= TASK TO CARRY OUT =
Examine the entries below, count the lines holding the string "unless", and respond with the number only.

※

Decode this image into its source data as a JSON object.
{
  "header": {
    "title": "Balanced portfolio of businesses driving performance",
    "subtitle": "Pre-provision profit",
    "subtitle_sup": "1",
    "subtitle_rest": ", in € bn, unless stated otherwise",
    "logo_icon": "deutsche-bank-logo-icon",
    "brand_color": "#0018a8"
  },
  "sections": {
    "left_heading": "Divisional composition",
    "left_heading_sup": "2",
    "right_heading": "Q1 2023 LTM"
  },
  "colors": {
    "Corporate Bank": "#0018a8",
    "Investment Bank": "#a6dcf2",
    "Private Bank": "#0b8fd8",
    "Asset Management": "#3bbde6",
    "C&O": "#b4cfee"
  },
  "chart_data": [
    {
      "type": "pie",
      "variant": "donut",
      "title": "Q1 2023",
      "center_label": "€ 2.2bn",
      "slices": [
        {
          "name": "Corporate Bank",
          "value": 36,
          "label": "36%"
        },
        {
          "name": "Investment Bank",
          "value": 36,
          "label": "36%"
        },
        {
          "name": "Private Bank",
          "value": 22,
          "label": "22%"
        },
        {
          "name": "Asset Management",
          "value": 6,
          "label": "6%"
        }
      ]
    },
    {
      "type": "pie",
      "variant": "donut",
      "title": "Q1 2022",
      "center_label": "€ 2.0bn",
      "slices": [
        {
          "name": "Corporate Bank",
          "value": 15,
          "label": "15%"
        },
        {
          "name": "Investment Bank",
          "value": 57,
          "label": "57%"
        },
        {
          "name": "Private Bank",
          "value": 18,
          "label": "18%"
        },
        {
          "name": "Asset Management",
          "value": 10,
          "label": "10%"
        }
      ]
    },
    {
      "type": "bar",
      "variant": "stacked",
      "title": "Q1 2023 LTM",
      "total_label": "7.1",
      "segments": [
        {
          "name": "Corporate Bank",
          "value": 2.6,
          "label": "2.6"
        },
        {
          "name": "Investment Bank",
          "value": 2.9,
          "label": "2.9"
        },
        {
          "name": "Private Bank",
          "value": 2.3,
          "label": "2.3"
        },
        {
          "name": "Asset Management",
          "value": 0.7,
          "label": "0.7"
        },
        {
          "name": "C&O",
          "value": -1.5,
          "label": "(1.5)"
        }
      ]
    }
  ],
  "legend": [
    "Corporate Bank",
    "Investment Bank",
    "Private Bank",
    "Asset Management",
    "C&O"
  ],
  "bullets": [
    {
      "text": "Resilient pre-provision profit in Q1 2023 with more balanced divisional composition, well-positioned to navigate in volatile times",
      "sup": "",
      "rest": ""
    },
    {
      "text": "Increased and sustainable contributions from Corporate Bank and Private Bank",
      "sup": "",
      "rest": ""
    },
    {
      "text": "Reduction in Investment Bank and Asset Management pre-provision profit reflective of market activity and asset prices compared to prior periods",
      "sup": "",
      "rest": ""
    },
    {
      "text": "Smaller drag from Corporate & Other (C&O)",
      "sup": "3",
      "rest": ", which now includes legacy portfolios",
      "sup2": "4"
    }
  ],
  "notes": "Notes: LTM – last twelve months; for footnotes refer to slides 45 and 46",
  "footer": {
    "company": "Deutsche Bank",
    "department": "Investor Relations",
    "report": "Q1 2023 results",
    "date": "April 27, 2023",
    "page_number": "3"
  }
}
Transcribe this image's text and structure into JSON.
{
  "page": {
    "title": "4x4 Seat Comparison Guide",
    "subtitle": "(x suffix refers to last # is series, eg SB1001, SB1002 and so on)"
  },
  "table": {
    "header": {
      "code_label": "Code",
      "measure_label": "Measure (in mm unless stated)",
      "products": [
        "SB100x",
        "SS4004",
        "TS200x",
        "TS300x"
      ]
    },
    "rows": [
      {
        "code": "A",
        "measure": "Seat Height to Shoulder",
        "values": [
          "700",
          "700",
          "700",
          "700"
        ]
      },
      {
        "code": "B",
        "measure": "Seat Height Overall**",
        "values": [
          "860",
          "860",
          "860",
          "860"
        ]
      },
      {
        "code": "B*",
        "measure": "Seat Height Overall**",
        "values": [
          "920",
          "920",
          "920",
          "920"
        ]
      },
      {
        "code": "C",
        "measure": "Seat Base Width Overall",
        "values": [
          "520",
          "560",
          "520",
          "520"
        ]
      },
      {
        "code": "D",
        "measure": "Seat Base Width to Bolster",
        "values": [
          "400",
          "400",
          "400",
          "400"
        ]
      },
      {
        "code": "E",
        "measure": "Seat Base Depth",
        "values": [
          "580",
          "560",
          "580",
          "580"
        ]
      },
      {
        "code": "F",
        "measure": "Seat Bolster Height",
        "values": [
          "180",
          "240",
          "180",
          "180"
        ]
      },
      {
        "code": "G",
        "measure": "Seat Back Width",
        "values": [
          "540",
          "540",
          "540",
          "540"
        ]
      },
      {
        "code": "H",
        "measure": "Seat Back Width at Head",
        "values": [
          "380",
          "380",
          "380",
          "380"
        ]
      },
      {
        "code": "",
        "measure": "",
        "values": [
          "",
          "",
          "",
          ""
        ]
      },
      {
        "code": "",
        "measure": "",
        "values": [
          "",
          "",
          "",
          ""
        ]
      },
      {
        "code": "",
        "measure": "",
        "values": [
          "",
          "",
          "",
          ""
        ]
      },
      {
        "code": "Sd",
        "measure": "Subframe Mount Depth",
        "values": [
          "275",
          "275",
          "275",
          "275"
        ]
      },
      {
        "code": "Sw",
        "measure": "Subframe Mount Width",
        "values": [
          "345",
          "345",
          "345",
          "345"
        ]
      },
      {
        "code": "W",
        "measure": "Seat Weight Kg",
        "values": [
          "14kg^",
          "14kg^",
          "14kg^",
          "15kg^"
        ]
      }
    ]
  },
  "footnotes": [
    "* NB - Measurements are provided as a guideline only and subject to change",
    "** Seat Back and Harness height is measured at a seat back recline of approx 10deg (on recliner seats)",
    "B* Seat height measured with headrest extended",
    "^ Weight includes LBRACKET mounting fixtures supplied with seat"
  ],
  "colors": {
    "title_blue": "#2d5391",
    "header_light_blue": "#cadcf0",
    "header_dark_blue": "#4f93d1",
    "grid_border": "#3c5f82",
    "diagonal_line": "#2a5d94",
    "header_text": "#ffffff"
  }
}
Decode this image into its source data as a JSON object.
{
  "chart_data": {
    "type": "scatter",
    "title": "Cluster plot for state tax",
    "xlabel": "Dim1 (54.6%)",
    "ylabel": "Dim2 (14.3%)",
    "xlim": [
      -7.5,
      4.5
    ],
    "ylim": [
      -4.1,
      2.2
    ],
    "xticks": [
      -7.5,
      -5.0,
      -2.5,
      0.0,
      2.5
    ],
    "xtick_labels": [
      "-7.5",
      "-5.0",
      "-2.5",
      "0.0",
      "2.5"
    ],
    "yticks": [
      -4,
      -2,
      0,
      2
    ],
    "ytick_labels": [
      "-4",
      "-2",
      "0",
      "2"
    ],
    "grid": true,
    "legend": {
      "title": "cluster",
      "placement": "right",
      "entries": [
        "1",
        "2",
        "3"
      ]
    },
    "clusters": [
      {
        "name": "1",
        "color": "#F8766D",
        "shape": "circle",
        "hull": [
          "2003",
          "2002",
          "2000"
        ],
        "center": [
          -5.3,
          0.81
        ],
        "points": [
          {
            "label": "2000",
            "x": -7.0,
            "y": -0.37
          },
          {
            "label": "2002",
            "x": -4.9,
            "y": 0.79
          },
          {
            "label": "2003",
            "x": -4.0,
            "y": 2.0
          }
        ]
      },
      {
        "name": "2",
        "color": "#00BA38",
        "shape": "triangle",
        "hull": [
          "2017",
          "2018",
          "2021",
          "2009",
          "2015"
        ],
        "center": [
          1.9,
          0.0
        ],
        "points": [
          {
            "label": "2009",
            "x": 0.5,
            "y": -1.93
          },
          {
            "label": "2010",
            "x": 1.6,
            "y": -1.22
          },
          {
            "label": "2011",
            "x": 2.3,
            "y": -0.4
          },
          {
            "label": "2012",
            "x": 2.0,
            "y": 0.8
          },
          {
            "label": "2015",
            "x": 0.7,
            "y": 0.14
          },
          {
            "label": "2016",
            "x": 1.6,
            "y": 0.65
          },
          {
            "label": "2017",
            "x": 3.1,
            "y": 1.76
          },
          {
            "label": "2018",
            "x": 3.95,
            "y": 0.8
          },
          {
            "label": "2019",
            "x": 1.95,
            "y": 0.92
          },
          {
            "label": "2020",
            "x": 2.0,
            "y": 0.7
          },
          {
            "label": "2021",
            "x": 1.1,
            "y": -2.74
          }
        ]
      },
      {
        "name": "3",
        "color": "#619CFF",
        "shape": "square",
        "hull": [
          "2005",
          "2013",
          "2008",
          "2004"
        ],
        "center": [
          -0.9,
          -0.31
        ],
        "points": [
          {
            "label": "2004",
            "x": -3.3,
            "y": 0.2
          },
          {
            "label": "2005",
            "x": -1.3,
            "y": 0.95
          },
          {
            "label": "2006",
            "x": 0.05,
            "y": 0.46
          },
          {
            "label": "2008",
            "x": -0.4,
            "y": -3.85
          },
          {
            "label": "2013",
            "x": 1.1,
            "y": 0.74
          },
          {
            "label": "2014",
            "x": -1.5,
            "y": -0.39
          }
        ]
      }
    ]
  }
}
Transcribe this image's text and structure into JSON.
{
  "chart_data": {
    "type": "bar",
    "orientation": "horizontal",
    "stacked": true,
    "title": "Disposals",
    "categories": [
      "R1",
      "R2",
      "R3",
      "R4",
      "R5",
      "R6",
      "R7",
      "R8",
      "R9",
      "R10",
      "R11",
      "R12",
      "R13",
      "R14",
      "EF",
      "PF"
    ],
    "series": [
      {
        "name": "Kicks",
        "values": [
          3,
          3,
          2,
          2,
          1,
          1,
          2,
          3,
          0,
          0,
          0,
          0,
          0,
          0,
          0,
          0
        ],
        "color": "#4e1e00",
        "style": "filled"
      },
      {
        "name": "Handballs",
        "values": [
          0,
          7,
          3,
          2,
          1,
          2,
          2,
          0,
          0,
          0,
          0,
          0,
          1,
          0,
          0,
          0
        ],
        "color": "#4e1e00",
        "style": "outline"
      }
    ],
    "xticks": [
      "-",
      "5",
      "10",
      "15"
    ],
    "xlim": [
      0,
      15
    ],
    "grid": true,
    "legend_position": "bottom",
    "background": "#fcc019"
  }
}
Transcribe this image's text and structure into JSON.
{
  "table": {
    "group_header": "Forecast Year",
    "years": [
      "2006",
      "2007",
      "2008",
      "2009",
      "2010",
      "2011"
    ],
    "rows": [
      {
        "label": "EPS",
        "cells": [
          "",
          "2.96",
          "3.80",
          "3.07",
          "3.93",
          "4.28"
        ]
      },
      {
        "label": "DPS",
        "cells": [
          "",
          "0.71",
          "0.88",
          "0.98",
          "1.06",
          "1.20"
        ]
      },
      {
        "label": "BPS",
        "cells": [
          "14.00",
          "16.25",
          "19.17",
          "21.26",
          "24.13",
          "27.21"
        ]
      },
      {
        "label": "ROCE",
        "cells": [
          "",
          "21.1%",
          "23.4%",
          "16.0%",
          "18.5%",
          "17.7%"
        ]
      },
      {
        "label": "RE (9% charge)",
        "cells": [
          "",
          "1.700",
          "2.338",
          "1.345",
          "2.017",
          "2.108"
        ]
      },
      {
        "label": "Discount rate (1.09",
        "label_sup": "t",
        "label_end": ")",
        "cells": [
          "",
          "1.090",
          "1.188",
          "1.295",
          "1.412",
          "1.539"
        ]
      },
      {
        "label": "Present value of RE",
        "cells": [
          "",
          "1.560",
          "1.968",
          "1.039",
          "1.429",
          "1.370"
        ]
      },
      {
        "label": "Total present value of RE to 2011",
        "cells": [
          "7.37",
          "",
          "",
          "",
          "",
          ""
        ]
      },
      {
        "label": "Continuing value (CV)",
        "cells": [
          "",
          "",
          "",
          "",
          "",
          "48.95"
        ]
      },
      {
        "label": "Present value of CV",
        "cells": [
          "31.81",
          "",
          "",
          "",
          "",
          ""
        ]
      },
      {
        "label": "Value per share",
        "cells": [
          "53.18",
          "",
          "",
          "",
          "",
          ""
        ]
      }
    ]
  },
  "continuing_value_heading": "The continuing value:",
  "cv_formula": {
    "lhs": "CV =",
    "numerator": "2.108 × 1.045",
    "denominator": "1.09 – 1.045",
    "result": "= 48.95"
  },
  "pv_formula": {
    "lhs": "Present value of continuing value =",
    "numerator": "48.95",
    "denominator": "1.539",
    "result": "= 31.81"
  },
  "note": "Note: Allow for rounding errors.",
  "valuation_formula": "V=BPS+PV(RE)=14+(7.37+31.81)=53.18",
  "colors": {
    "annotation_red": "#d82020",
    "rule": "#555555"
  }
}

※

= WORKED ANSWER =
2